▸ Collection entries:
_ _ _ _ _ _ _

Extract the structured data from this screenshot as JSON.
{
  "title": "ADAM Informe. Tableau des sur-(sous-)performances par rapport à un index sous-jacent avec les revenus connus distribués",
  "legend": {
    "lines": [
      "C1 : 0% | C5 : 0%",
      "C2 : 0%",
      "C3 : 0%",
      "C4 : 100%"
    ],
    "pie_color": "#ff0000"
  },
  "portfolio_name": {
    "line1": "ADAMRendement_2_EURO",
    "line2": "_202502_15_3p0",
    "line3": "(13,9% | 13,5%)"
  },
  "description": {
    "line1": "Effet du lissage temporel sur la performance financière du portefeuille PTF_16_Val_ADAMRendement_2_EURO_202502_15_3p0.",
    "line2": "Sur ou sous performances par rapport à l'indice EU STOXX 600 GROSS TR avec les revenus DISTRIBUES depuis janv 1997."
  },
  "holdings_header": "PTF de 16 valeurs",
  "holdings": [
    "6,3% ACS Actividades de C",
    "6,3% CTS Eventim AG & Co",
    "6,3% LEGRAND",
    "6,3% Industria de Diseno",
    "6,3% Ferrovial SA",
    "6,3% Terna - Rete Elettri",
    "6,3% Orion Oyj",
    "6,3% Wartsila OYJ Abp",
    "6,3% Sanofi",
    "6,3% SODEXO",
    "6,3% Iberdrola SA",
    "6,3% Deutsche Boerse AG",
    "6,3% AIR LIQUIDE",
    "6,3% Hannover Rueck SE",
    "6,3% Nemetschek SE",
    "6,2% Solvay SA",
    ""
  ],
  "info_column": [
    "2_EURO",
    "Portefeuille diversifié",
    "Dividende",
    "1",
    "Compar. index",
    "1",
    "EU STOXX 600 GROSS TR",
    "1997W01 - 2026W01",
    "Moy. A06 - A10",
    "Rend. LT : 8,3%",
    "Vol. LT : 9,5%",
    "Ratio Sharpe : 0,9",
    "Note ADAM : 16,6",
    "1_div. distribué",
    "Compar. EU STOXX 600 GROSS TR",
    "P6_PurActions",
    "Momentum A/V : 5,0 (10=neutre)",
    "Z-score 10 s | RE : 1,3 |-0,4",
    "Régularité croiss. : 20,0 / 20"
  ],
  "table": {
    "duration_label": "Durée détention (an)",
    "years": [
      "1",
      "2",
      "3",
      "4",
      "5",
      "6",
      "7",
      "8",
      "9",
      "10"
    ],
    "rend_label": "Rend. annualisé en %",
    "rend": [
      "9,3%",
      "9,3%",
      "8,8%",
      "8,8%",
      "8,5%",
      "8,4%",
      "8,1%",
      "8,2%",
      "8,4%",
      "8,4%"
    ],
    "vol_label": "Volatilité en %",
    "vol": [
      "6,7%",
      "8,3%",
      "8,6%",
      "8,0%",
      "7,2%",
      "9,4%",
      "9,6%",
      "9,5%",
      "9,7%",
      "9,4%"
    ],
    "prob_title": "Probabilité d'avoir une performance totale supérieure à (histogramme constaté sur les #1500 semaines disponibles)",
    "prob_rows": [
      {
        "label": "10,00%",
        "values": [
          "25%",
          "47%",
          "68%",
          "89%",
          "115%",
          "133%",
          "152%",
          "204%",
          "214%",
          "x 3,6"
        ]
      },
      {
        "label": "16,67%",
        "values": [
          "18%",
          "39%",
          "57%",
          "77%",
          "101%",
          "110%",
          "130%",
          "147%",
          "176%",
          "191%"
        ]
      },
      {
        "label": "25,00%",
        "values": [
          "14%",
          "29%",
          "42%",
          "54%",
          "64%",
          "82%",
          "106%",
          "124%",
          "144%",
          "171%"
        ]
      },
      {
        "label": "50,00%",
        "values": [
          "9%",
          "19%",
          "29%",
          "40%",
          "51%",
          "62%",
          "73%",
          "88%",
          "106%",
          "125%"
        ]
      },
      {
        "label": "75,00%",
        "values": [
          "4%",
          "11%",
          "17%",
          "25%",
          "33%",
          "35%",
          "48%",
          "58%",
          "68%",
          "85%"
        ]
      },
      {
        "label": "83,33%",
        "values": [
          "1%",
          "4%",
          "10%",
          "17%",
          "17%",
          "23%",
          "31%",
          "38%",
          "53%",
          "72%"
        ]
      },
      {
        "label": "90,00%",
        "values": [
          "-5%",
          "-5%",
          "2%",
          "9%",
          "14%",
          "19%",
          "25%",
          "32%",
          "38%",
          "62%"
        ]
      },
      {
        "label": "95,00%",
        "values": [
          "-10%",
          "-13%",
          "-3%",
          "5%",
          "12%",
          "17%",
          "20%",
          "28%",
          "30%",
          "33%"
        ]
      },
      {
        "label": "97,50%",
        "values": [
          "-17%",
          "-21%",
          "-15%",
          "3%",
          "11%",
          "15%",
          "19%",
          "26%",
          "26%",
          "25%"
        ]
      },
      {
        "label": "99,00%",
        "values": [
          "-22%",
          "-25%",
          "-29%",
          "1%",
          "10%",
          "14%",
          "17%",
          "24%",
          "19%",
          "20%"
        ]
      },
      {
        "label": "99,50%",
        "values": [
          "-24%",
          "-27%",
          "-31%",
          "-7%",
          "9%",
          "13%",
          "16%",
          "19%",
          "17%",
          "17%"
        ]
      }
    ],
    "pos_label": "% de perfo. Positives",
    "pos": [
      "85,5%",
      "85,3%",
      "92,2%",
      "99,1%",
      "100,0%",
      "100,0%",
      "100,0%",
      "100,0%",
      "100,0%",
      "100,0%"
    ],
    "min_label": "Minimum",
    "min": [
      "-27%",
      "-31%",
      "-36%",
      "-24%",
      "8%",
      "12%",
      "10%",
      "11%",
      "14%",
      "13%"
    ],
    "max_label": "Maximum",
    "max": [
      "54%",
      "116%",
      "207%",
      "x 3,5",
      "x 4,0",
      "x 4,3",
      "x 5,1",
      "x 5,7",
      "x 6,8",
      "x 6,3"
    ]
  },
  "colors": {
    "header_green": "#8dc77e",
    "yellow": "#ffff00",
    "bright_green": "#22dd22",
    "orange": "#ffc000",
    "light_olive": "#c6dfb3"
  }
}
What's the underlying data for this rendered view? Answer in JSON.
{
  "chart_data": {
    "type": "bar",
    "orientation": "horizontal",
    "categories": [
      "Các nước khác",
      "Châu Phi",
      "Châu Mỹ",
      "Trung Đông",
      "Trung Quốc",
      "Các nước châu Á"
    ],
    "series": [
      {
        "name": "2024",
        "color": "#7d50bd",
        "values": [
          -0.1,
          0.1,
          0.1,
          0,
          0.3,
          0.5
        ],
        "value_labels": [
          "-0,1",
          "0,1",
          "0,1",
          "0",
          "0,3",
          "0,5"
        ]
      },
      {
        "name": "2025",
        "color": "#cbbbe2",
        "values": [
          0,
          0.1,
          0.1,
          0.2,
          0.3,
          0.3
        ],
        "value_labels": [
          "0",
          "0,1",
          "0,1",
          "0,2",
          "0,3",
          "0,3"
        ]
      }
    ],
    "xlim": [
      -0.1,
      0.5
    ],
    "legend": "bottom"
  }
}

_ _ _ _ _ _ _

▸ WHAT IS BEING ASKED: Extract all the material, leaving every line as it is.

▸ ANSWER IN FULL:
Extract the structured data from this screenshot as JSON.
{
  "title": "ADAM Informe. Tableau des sur-(sous-)performances par rapport à un index sous-jacent avec les revenus connus distribués",
  "legend": {
    "lines": [
      "C1 : 0% | C5 : 0%",
      "C2 : 0%",
      "C3 : 0%",
      "C4 : 100%"
    ],
    "pie_color": "#ff0000"
  },
  "portfolio_name": {
    "line1": "ADAMRendement_2_EURO",
    "line2": "_202502_15_3p0",
    "line3": "(13,9% | 13,5%)"
  },
  "description": {
    "line1": "Effet du lissage temporel sur la performance financière du portefeuille PTF_16_Val_ADAMRendement_2_EURO_202502_15_3p0.",
    "line2": "Sur ou sous performances par rapport à l'indice EU STOXX 600 GROSS TR avec les revenus DISTRIBUES depuis janv 1997."
  },
  "holdings_header": "PTF de 16 valeurs",
  "holdings": [
    "6,3% ACS Actividades de C",
    "6,3% CTS Eventim AG & Co",
    "6,3% LEGRAND",
    "6,3% Industria de Diseno",
    "6,3% Ferrovial SA",
    "6,3% Terna - Rete Elettri",
    "6,3% Orion Oyj",
    "6,3% Wartsila OYJ Abp",
    "6,3% Sanofi",
    "6,3% SODEXO",
    "6,3% Iberdrola SA",
    "6,3% Deutsche Boerse AG",
    "6,3% AIR LIQUIDE",
    "6,3% Hannover Rueck SE",
    "6,3% Nemetschek SE",
    "6,2% Solvay SA",
    ""
  ],
  "info_column": [
    "2_EURO",
    "Portefeuille diversifié",
    "Dividende",
    "1",
    "Compar. index",
    "1",
    "EU STOXX 600 GROSS TR",
    "1997W01 - 2026W01",
    "Moy. A06 - A10",
    "Rend. LT : 8,3%",
    "Vol. LT : 9,5%",
    "Ratio Sharpe : 0,9",
    "Note ADAM : 16,6",
    "1_div. distribué",
    "Compar. EU STOXX 600 GROSS TR",
    "P6_PurActions",
    "Momentum A/V : 5,0 (10=neutre)",
    "Z-score 10 s | RE : 1,3 |-0,4",
    "Régularité croiss. : 20,0 / 20"
  ],
  "table": {
    "duration_label": "Durée détention (an)",
    "years": [
      "1",
      "2",
      "3",
      "4",
      "5",
      "6",
      "7",
      "8",
      "9",
      "10"
    ],
    "rend_label": "Rend. annualisé en %",
    "rend": [
      "9,3%",
      "9,3%",
      "8,8%",
      "8,8%",
      "8,5%",
      "8,4%",
      "8,1%",
      "8,2%",
      "8,4%",
      "8,4%"
    ],
    "vol_label": "Volatilité en %",
    "vol": [
      "6,7%",
      "8,3%",
      "8,6%",
      "8,0%",
      "7,2%",
      "9,4%",
      "9,6%",
      "9,5%",
      "9,7%",
      "9,4%"
    ],
    "prob_title": "Probabilité d'avoir une performance totale supérieure à (histogramme constaté sur les #1500 semaines disponibles)",
    "prob_rows": [
      {
        "label": "10,00%",
        "values": [
          "25%",
          "47%",
          "68%",
          "89%",
          "115%",
          "133%",
          "152%",
          "204%",
          "214%",
          "x 3,6"
        ]
      },
      {
        "label": "16,67%",
        "values": [
          "18%",
          "39%",
          "57%",
          "77%",
          "101%",
          "110%",
          "130%",
          "147%",
          "176%",
          "191%"
        ]
      },
      {
        "label": "25,00%",
        "values": [
          "14%",
          "29%",
          "42%",
          "54%",
          "64%",
          "82%",
          "106%",
          "124%",
          "144%",
          "171%"
        ]
      },
      {
        "label": "50,00%",
        "values": [
          "9%",
          "19%",
          "29%",
          "40%",
          "51%",
          "62%",
          "73%",
          "88%",
          "106%",
          "125%"
        ]
      },
      {
        "label": "75,00%",
        "values": [
          "4%",
          "11%",
          "17%",
          "25%",
          "33%",
          "35%",
          "48%",
          "58%",
          "68%",
          "85%"
        ]
      },
      {
        "label": "83,33%",
        "values": [
          "1%",
          "4%",
          "10%",
          "17%",
          "17%",
          "23%",
          "31%",
          "38%",
          "53%",
          "72%"
        ]
      },
      {
        "label": "90,00%",
        "values": [
          "-5%",
          "-5%",
          "2%",
          "9%",
          "14%",
          "19%",
          "25%",
          "32%",
          "38%",
          "62%"
        ]
      },
      {
        "label": "95,00%",
        "values": [
          "-10%",
          "-13%",
          "-3%",
          "5%",
          "12%",
          "17%",
          "20%",
          "28%",
          "30%",
          "33%"
        ]
      },
      {
        "label": "97,50%",
        "values": [
          "-17%",
          "-21%",
          "-15%",
          "3%",
          "11%",
          "15%",
          "19%",
          "26%",
          "26%",
          "25%"
        ]
      },
      {
        "label": "99,00%",
        "values": [
          "-22%",
          "-25%",
          "-29%",
          "1%",
          "10%",
          "14%",
          "17%",
          "24%",
          "19%",
          "20%"
        ]
      },
      {
        "label": "99,50%",
        "values": [
          "-24%",
          "-27%",
          "-31%",
          "-7%",
          "9%",
          "13%",
          "16%",
          "19%",
          "17%",
          "17%"
        ]
      }
    ],
    "pos_label": "% de perfo. Positives",
    "pos": [
      "85,5%",
      "85,3%",
      "92,2%",
      "99,1%",
      "100,0%",
      "100,0%",
      "100,0%",
      "100,0%",
      "100,0%",
      "100,0%"
    ],
    "min_label": "Minimum",
    "min": [
      "-27%",
      "-31%",
      "-36%",
      "-24%",
      "8%",
      "12%",
      "10%",
      "11%",
      "14%",
      "13%"
    ],
    "max_label": "Maximum",
    "max": [
      "54%",
      "116%",
      "207%",
      "x 3,5",
      "x 4,0",
      "x 4,3",
      "x 5,1",
      "x 5,7",
      "x 6,8",
      "x 6,3"
    ]
  },
  "colors": {
    "header_green": "#8dc77e",
    "yellow": "#ffff00",
    "bright_green": "#22dd22",
    "orange": "#ffc000",
    "light_olive": "#c6dfb3"
  }
}
What's the underlying data for this rendered view? Answer in JSON.
{
  "chart_data": {
    "type": "bar",
    "orientation": "horizontal",
    "categories": [
      "Các nước khác",
      "Châu Phi",
      "Châu Mỹ",
      "Trung Đông",
      "Trung Quốc",
      "Các nước châu Á"
    ],
    "series": [
      {
        "name": "2024",
        "color": "#7d50bd",
        "values": [
          -0.1,
          0.1,
          0.1,
          0,
          0.3,
          0.5
        ],
        "value_labels": [
          "-0,1",
          "0,1",
          "0,1",
          "0",
          "0,3",
          "0,5"
        ]
      },
      {
        "name": "2025",
        "color": "#cbbbe2",
        "values": [
          0,
          0.1,
          0.1,
          0.2,
          0.3,
          0.3
        ],
        "value_labels": [
          "0",
          "0,1",
          "0,1",
          "0,2",
          "0,3",
          "0,3"
        ]
      }
    ],
    "xlim": [
      -0.1,
      0.5
    ],
    "legend": "bottom"
  }
}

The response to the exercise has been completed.